**Records supplied**:
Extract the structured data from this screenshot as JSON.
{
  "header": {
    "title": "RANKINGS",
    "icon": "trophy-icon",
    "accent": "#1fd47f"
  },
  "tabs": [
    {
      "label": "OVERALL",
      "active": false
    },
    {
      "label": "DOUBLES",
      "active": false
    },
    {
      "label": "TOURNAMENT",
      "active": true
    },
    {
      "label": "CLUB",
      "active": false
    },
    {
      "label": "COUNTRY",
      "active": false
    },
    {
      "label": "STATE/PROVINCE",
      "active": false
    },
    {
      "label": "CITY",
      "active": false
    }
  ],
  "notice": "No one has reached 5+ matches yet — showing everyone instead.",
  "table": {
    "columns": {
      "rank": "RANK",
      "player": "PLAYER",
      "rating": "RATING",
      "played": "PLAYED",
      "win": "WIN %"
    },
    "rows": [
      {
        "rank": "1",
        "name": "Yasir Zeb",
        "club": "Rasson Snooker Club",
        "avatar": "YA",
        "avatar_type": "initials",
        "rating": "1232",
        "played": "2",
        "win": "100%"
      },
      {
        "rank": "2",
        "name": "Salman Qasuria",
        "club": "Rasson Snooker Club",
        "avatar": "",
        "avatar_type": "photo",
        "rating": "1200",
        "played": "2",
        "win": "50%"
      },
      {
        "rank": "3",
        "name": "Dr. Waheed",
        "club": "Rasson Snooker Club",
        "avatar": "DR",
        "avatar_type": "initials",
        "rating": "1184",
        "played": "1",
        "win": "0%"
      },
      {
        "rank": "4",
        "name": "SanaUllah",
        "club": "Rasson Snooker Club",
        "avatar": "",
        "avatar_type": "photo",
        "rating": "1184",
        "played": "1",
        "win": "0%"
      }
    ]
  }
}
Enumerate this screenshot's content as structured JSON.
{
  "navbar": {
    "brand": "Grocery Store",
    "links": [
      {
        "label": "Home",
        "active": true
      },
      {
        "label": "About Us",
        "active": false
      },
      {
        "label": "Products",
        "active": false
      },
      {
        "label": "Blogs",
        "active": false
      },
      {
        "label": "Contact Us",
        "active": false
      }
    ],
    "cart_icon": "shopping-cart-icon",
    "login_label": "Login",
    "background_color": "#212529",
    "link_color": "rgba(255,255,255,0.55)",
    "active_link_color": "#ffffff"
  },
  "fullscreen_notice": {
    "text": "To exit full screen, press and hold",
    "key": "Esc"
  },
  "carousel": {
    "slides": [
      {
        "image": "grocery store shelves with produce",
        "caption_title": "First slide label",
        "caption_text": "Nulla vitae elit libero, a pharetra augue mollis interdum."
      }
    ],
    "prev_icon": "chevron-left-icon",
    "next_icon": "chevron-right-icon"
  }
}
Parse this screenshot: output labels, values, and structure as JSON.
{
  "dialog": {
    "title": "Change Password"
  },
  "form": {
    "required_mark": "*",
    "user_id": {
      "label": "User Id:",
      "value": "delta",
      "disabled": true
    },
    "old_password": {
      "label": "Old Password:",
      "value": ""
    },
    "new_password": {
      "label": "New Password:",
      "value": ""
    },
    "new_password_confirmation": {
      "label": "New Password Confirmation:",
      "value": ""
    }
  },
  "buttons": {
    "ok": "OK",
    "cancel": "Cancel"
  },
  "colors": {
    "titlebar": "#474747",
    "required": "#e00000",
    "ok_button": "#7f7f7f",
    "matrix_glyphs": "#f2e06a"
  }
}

**Exercise aim**:
Output the records above in their entirety, exactly.

**Reply**:
Extract the structured data from this screenshot as JSON.
{
  "header": {
    "title": "RANKINGS",
    "icon": "trophy-icon",
    "accent": "#1fd47f"
  },
  "tabs": [
    {
      "label": "OVERALL",
      "active": false
    },
    {
      "label": "DOUBLES",
      "active": false
    },
    {
      "label": "TOURNAMENT",
      "active": true
    },
    {
      "label": "CLUB",
      "active": false
    },
    {
      "label": "COUNTRY",
      "active": false
    },
    {
      "label": "STATE/PROVINCE",
      "active": false
    },
    {
      "label": "CITY",
      "active": false
    }
  ],
  "notice": "No one has reached 5+ matches yet — showing everyone instead.",
  "table": {
    "columns": {
      "rank": "RANK",
      "player": "PLAYER",
      "rating": "RATING",
      "played": "PLAYED",
      "win": "WIN %"
    },
    "rows": [
      {
        "rank": "1",
        "name": "Yasir Zeb",
        "club": "Rasson Snooker Club",
        "avatar": "YA",
        "avatar_type": "initials",
        "rating": "1232",
        "played": "2",
        "win": "100%"
      },
      {
        "rank": "2",
        "name": "Salman Qasuria",
        "club": "Rasson Snooker Club",
        "avatar": "",
        "avatar_type": "photo",
        "rating": "1200",
        "played": "2",
        "win": "50%"
      },
      {
        "rank": "3",
        "name": "Dr. Waheed",
        "club": "Rasson Snooker Club",
        "avatar": "DR",
        "avatar_type": "initials",
        "rating": "1184",
        "played": "1",
        "win": "0%"
      },
      {
        "rank": "4",
        "name": "SanaUllah",
        "club": "Rasson Snooker Club",
        "avatar": "",
        "avatar_type": "photo",
        "rating": "1184",
        "played": "1",
        "win": "0%"
      }
    ]
  }
}
Enumerate this screenshot's content as structured JSON.
{
  "navbar": {
    "brand": "Grocery Store",
    "links": [
      {
        "label": "Home",
        "active": true
      },
      {
        "label": "About Us",
        "active": false
      },
      {
        "label": "Products",
        "active": false
      },
      {
        "label": "Blogs",
        "active": false
      },
      {
        "label": "Contact Us",
        "active": false
      }
    ],
    "cart_icon": "shopping-cart-icon",
    "login_label": "Login",
    "background_color": "#212529",
    "link_color": "rgba(255,255,255,0.55)",
    "active_link_color": "#ffffff"
  },
  "fullscreen_notice": {
    "text": "To exit full screen, press and hold",
    "key": "Esc"
  },
  "carousel": {
    "slides": [
      {
        "image": "grocery store shelves with produce",
        "caption_title": "First slide label",
        "caption_text": "Nulla vitae elit libero, a pharetra augue mollis interdum."
      }
    ],
    "prev_icon": "chevron-left-icon",
    "next_icon": "chevron-right-icon"
  }
}
Parse this screenshot: output labels, values, and structure as JSON.
{
  "dialog": {
    "title": "Change Password"
  },
  "form": {
    "required_mark": "*",
    "user_id": {
      "label": "User Id:",
      "value": "delta",
      "disabled": true
    },
    "old_password": {
      "label": "Old Password:",
      "value": ""
    },
    "new_password": {
      "label": "New Password:",
      "value": ""
    },
    "new_password_confirmation": {
      "label": "New Password Confirmation:",
      "value": ""
    }
  },
  "buttons": {
    "ok": "OK",
    "cancel": "Cancel"
  },
  "colors": {
    "titlebar": "#474747",
    "required": "#e00000",
    "ok_button": "#7f7f7f",
    "matrix_glyphs": "#f2e06a"
  }
}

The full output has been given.